**Given exercise:** Gather every line that includes the word "panel", please.

— start Records for the exercise —

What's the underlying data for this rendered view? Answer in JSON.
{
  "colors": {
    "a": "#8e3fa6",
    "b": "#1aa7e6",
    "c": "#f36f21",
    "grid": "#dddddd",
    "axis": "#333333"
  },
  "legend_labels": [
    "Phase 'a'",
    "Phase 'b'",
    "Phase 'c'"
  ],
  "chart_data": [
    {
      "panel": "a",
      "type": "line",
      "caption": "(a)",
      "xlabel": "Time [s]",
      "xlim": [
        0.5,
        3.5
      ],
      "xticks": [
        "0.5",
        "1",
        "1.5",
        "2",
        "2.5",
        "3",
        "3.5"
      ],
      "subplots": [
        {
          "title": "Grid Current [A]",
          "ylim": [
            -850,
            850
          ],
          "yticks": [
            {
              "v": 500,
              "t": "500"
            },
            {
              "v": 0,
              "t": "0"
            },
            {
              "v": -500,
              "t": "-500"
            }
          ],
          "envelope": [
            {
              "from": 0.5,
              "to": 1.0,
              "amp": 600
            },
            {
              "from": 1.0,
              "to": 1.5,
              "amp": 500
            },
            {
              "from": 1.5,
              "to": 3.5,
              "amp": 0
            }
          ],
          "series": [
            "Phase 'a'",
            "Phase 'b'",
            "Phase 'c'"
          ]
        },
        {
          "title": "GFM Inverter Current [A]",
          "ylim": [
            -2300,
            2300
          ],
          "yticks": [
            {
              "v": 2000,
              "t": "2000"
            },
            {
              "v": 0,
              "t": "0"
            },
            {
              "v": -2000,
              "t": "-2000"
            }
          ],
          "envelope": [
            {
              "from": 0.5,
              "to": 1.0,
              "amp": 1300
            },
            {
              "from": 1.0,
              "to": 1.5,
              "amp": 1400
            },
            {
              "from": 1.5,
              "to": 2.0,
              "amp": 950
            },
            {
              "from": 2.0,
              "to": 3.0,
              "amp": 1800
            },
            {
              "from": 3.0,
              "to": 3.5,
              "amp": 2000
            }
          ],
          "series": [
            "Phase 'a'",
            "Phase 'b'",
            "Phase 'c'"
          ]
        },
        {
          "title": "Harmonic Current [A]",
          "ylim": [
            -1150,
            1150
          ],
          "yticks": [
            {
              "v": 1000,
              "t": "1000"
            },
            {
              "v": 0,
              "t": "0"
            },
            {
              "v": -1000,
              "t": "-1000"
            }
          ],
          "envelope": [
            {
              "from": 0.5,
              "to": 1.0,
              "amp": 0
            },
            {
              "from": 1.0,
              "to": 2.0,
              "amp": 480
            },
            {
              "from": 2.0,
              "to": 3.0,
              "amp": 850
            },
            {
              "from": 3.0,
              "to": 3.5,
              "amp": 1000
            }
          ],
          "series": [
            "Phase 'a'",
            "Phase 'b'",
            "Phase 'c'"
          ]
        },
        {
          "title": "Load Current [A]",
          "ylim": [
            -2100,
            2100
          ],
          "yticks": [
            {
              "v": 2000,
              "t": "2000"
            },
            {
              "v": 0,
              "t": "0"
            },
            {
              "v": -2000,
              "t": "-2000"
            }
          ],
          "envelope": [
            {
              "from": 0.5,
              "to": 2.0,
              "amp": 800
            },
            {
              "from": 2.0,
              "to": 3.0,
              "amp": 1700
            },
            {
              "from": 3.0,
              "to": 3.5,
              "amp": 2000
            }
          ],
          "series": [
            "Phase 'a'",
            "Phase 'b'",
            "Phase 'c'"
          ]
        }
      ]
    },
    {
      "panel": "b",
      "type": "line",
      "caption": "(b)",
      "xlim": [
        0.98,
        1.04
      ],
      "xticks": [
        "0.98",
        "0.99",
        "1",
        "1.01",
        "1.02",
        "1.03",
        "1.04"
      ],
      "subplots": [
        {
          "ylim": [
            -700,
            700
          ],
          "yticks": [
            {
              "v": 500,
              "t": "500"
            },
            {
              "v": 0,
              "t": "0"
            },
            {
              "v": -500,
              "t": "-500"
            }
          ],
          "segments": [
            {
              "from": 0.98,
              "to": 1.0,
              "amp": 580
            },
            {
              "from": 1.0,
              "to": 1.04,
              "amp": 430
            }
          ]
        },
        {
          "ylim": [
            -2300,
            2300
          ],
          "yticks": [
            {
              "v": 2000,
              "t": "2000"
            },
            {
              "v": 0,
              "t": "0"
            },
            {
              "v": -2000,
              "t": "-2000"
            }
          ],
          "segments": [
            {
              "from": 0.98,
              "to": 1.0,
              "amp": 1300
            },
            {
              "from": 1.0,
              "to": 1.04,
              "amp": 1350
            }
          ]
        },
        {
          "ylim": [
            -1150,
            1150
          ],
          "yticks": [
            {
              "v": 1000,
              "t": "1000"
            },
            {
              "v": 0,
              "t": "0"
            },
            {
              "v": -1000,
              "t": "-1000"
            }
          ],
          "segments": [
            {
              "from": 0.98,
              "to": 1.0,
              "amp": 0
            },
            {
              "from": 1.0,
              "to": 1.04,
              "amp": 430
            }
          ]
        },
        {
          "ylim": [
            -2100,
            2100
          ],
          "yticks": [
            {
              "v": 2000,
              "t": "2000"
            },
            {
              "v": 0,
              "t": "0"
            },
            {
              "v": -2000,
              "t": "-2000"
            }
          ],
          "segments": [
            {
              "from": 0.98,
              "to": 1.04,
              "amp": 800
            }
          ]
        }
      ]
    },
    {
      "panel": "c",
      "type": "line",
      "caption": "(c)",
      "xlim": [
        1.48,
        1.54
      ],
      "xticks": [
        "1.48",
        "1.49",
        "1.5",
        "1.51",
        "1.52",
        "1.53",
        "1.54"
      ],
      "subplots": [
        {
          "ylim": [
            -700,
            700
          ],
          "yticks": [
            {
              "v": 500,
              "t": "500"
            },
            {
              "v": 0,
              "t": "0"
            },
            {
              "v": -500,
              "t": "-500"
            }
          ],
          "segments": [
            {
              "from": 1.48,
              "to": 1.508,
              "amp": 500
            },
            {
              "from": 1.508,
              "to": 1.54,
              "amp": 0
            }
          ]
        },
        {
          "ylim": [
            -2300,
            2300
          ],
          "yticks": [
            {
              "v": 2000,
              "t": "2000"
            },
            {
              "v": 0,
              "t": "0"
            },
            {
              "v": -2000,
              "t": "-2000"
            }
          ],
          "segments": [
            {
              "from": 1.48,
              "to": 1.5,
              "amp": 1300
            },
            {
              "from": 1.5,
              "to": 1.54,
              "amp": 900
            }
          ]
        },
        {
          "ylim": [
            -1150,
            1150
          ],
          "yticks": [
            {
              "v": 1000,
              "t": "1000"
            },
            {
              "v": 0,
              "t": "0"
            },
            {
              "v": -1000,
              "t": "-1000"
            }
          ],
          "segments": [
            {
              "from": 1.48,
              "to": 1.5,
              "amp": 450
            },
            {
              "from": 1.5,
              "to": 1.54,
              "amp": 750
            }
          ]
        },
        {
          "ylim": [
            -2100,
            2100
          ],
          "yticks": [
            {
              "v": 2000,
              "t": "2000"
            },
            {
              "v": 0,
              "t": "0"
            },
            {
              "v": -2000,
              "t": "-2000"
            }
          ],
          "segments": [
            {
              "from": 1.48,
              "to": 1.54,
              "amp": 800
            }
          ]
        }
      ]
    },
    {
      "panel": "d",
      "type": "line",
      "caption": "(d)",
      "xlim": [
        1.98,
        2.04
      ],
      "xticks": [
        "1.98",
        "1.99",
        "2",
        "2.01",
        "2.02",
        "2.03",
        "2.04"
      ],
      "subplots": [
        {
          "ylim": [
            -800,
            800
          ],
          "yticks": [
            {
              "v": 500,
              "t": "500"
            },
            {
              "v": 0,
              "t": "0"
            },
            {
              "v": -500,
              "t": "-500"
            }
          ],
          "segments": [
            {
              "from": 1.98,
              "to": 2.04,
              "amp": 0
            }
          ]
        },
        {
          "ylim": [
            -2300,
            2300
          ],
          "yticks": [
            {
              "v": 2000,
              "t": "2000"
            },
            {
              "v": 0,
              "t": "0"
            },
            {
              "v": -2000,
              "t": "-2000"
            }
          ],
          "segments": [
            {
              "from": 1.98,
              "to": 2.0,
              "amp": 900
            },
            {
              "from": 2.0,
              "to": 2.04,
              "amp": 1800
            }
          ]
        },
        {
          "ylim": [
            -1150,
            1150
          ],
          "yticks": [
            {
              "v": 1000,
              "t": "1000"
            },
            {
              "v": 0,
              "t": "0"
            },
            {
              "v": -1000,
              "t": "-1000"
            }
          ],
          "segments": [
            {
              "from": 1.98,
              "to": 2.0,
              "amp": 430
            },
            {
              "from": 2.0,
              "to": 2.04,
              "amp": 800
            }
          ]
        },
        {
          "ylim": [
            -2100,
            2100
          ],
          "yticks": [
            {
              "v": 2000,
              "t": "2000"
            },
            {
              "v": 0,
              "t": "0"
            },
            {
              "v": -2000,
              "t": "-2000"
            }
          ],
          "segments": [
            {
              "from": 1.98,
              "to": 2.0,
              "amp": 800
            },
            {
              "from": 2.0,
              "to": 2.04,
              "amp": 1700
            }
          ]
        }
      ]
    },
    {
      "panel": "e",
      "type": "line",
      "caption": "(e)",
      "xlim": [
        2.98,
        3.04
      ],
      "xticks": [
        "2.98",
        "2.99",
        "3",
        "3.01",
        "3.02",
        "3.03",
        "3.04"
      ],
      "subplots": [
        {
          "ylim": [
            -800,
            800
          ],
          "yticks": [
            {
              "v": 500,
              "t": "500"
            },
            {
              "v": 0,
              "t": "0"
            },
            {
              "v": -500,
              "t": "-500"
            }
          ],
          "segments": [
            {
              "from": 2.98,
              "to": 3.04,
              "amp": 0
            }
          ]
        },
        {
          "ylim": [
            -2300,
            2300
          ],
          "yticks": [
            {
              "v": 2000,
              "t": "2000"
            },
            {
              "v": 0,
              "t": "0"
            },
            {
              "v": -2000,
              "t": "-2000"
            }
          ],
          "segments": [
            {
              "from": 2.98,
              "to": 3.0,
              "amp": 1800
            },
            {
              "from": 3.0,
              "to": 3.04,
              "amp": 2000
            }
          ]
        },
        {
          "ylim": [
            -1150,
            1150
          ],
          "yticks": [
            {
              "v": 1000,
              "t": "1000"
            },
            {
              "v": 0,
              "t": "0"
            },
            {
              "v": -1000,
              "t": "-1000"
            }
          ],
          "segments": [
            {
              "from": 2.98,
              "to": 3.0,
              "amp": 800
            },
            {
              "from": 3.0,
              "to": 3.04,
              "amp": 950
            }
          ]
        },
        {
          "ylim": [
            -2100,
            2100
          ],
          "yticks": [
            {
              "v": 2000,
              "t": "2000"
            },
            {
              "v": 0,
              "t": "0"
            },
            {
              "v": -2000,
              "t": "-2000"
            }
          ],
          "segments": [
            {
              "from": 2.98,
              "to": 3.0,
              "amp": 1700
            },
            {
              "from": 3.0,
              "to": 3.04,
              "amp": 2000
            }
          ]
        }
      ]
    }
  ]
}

— end Records for the exercise —

**Task result:**
      "panel": "a",
      "panel": "b",
      "panel": "c",
      "panel": "d",
      "panel": "e",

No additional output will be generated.